*Given task:*
Copy out the listing below, changing each "xyxy" to "box" and keeping everything else the same.

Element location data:
=-=-=
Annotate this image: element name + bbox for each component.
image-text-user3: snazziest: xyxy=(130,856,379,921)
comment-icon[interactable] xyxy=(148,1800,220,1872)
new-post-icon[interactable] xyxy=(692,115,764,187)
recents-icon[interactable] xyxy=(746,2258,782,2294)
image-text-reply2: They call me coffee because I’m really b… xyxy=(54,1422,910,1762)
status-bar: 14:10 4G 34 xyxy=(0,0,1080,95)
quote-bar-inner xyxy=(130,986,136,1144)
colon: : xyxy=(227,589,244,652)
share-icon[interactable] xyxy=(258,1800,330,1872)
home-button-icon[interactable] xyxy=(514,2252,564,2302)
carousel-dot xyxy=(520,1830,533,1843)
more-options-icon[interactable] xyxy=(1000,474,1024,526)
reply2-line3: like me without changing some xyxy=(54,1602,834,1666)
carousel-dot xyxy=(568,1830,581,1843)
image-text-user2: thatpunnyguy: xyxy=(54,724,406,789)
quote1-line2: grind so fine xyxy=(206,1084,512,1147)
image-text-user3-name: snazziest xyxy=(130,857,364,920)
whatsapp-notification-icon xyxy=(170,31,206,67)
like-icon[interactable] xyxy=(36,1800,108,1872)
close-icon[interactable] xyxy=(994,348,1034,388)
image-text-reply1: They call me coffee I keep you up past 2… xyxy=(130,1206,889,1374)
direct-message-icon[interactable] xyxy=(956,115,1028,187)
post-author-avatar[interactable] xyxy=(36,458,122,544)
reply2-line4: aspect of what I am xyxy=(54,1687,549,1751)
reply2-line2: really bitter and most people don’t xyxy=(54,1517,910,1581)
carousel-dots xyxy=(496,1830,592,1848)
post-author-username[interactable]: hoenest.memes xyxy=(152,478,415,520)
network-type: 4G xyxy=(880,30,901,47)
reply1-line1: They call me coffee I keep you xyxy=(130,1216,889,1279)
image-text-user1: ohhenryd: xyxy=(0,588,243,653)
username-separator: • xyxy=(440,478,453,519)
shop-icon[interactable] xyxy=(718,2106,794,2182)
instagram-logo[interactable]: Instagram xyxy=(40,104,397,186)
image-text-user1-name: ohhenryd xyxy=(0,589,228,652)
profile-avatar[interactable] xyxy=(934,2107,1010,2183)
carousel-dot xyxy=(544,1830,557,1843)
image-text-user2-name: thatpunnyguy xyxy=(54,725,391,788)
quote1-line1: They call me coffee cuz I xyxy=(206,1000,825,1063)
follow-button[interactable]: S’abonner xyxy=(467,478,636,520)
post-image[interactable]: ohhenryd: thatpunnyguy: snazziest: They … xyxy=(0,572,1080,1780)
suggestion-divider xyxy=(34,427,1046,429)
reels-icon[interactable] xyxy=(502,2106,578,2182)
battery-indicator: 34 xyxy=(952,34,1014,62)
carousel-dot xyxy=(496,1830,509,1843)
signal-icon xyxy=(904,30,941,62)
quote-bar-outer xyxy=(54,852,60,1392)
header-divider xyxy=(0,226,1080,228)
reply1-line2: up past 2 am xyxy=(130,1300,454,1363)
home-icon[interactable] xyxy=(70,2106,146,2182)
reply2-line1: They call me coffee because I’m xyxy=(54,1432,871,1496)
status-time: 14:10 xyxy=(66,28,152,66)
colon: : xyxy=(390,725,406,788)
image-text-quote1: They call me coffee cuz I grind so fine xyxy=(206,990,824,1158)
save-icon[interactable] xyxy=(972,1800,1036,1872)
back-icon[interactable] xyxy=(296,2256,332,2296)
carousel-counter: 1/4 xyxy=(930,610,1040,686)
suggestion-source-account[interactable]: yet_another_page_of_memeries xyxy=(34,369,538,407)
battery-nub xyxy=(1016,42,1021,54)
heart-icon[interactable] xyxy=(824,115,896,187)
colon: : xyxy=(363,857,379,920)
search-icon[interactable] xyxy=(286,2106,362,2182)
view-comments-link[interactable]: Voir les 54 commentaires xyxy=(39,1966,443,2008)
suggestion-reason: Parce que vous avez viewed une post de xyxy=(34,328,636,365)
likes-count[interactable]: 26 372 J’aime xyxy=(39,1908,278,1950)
=-=-=
*Completed exercise:*
Annotate this image: element name + bbox for each component.
image-text-user3: snazziest: box=(130,856,379,921)
comment-icon[interactable] box=(148,1800,220,1872)
new-post-icon[interactable] box=(692,115,764,187)
recents-icon[interactable] box=(746,2258,782,2294)
image-text-reply2: They call me coffee because I’m really b… box=(54,1422,910,1762)
status-bar: 14:10 4G 34 box=(0,0,1080,95)
quote-bar-inner box=(130,986,136,1144)
colon: : box=(227,589,244,652)
share-icon[interactable] box=(258,1800,330,1872)
home-button-icon[interactable] box=(514,2252,564,2302)
carousel-dot box=(520,1830,533,1843)
more-options-icon[interactable] box=(1000,474,1024,526)
reply2-line3: like me without changing some box=(54,1602,834,1666)
carousel-dot box=(568,1830,581,1843)
image-text-user2: thatpunnyguy: box=(54,724,406,789)
quote1-line2: grind so fine box=(206,1084,512,1147)
image-text-user3-name: snazziest box=(130,857,364,920)
whatsapp-notification-icon box=(170,31,206,67)
like-icon[interactable] box=(36,1800,108,1872)
close-icon[interactable] box=(994,348,1034,388)
image-text-reply1: They call me coffee I keep you up past 2… box=(130,1206,889,1374)
direct-message-icon[interactable] box=(956,115,1028,187)
post-author-avatar[interactable] box=(36,458,122,544)
reply2-line4: aspect of what I am box=(54,1687,549,1751)
reply2-line2: really bitter and most people don’t box=(54,1517,910,1581)
carousel-dots box=(496,1830,592,1848)
post-author-username[interactable]: hoenest.memes box=(152,478,415,520)
network-type: 4G box=(880,30,901,47)
reply1-line1: They call me coffee I keep you box=(130,1216,889,1279)
image-text-user1: ohhenryd: box=(0,588,243,653)
username-separator: • box=(440,478,453,519)
shop-icon[interactable] box=(718,2106,794,2182)
instagram-logo[interactable]: Instagram box=(40,104,397,186)
image-text-user1-name: ohhenryd box=(0,589,228,652)
profile-avatar[interactable] box=(934,2107,1010,2183)
carousel-dot box=(544,1830,557,1843)
image-text-user2-name: thatpunnyguy box=(54,725,391,788)
quote1-line1: They call me coffee cuz I box=(206,1000,825,1063)
follow-button[interactable]: S’abonner box=(467,478,636,520)
post-image[interactable]: ohhenryd: thatpunnyguy: snazziest: They … box=(0,572,1080,1780)
suggestion-divider box=(34,427,1046,429)
reels-icon[interactable] box=(502,2106,578,2182)
battery-indicator: 34 box=(952,34,1014,62)
carousel-dot box=(496,1830,509,1843)
signal-icon box=(904,30,941,62)
quote-bar-outer box=(54,852,60,1392)
header-divider box=(0,226,1080,228)
reply1-line2: up past 2 am box=(130,1300,454,1363)
home-icon[interactable] box=(70,2106,146,2182)
reply2-line1: They call me coffee because I’m box=(54,1432,871,1496)
status-time: 14:10 box=(66,28,152,66)
colon: : box=(390,725,406,788)
image-text-quote1: They call me coffee cuz I grind so fine box=(206,990,824,1158)
save-icon[interactable] box=(972,1800,1036,1872)
back-icon[interactable] box=(296,2256,332,2296)
carousel-counter: 1/4 box=(930,610,1040,686)
suggestion-source-account[interactable]: yet_another_page_of_memeries box=(34,369,538,407)
battery-nub box=(1016,42,1021,54)
heart-icon[interactable] box=(824,115,896,187)
colon: : box=(363,857,379,920)
search-icon[interactable] box=(286,2106,362,2182)
view-comments-link[interactable]: Voir les 54 commentaires box=(39,1966,443,2008)
suggestion-reason: Parce que vous avez viewed une post de box=(34,328,636,365)
likes-count[interactable]: 26 372 J’aime box=(39,1908,278,1950)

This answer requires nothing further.